= What you have to do =
Copy each line holding the string "lavoro".

= Stored records =
....................
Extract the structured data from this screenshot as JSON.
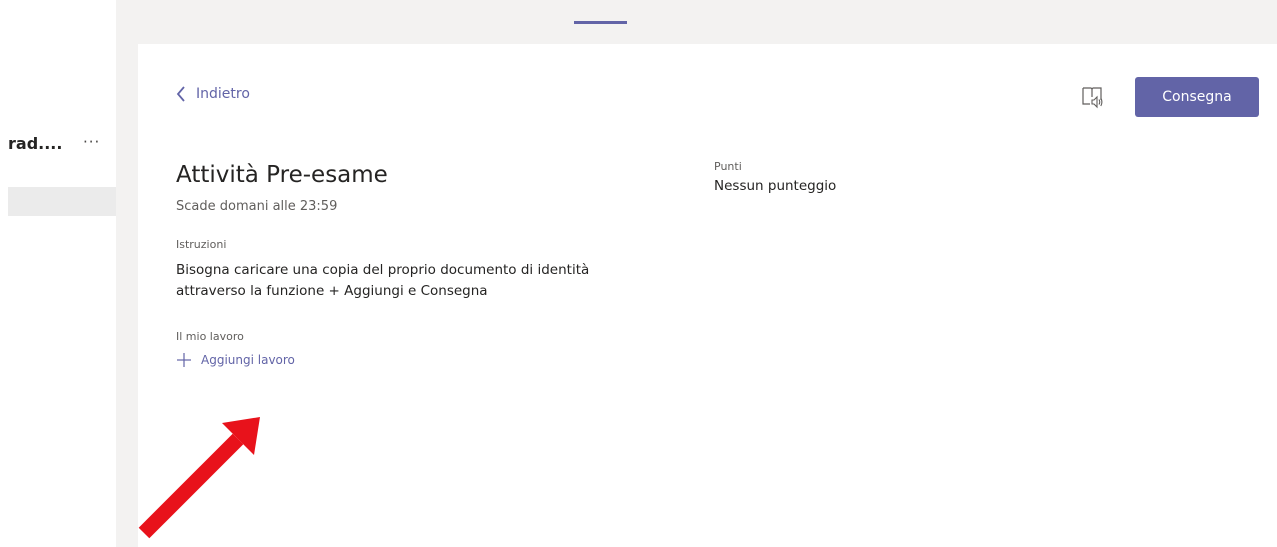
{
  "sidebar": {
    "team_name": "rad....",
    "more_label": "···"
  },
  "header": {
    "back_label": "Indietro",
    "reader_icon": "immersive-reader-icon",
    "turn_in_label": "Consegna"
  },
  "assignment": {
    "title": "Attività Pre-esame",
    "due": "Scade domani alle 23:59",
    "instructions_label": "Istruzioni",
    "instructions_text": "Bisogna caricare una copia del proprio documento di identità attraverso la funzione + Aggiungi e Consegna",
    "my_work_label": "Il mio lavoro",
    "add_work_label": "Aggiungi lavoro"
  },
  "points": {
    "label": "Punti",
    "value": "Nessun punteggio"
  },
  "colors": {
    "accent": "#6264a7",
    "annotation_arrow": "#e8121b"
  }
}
....................
= Expected answer =
    "my_work_label": "Il mio lavoro",
    "add_work_label": "Aggiungi lavoro"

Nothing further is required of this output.